Filter the records below for the word "goditëse". Copy each line that holds it.

[EXERCISE MATERIALS start]

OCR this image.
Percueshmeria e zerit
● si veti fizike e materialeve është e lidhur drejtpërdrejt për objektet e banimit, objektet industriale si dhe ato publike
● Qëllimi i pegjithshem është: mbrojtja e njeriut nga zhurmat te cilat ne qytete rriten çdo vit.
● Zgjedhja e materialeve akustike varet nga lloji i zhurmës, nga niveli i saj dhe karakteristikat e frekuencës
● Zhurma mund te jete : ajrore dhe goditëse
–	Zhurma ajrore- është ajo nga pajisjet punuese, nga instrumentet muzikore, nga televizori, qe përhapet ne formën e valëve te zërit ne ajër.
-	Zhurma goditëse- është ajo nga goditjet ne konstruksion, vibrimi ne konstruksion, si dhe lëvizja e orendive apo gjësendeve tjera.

[EXERCISE MATERIALS end]

TASK OUTPUT:
● Zhurma mund te jete : ajrore dhe goditëse
-	Zhurma goditëse- është ajo nga goditjet ne konstruksion, vibrimi ne konstruksion, si dhe lëvizja e orendive apo gjësendeve tjera.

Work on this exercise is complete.